**Task goal**
From the listing below, pull out the lines that hold "capa".

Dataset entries
::::

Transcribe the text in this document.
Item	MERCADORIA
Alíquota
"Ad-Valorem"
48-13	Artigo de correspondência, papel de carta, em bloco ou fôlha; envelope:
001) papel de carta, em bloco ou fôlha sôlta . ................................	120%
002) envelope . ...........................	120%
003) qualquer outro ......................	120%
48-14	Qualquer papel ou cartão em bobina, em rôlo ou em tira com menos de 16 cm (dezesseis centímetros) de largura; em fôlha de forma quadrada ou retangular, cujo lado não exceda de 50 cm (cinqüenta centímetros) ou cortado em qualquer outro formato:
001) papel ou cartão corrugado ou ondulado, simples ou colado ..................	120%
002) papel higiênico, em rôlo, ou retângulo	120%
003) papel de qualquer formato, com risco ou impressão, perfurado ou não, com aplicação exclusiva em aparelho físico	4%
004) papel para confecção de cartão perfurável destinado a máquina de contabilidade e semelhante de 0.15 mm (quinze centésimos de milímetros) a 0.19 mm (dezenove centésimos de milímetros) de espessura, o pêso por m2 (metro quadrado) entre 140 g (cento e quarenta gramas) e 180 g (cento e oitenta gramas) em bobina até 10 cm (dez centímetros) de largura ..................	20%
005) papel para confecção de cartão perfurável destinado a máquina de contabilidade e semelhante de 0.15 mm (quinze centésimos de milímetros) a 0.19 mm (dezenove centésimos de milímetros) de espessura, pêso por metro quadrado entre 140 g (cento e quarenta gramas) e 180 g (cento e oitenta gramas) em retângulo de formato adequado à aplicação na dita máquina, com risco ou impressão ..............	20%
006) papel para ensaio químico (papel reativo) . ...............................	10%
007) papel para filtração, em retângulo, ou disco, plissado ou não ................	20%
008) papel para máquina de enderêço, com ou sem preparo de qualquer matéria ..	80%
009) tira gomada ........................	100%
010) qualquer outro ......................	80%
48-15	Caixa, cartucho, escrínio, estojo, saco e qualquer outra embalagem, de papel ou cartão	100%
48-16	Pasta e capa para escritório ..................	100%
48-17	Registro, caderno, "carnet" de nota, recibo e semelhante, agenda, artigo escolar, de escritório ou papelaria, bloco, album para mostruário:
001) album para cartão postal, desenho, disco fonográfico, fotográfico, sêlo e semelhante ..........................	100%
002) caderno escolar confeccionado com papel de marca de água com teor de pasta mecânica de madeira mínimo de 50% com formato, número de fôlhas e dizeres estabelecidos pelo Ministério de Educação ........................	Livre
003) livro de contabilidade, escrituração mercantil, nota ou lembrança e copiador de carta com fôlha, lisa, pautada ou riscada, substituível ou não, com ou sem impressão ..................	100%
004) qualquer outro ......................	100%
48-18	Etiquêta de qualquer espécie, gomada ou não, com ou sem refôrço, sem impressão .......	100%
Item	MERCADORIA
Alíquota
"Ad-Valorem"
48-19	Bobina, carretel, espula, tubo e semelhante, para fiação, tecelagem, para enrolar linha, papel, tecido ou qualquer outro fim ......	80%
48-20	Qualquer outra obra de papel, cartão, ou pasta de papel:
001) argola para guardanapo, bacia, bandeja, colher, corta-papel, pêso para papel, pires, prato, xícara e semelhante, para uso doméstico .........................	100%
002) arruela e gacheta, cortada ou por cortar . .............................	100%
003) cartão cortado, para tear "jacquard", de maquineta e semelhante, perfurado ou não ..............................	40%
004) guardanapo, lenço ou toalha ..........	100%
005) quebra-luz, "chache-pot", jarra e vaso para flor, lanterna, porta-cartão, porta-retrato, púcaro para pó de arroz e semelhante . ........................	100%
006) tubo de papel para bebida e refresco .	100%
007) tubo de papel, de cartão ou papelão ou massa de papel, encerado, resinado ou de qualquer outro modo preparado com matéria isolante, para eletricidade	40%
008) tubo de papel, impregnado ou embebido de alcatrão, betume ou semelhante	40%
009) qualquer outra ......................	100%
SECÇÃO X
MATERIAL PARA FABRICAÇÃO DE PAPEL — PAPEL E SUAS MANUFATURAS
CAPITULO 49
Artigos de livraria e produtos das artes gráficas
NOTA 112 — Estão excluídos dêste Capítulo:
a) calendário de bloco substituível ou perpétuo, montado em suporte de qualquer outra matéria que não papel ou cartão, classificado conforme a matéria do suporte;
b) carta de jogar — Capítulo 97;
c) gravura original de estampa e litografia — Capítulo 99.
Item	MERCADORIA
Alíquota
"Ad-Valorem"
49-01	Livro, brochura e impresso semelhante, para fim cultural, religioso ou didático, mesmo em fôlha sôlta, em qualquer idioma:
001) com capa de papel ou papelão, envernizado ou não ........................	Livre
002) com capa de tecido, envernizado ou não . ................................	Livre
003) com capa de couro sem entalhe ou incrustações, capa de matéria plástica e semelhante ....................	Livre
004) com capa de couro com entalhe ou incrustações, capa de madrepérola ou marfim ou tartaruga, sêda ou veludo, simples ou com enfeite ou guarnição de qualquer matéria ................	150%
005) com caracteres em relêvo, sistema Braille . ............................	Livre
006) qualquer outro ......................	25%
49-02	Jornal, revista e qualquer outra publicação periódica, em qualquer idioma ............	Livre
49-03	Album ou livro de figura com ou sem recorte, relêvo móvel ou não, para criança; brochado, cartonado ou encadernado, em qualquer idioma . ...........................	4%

::::

**Solution to this task**
48-16	Pasta e capa para escritório ..................	100%
001) com capa de papel ou papelão, envernizado ou não ........................	Livre
002) com capa de tecido, envernizado ou não . ................................	Livre
003) com capa de couro sem entalhe ou incrustações, capa de matéria plástica e semelhante ....................	Livre
004) com capa de couro com entalhe ou incrustações, capa de madrepérola ou marfim ou tartaruga, sêda ou veludo, simples ou com enfeite ou guarnição de qualquer matéria ................	150%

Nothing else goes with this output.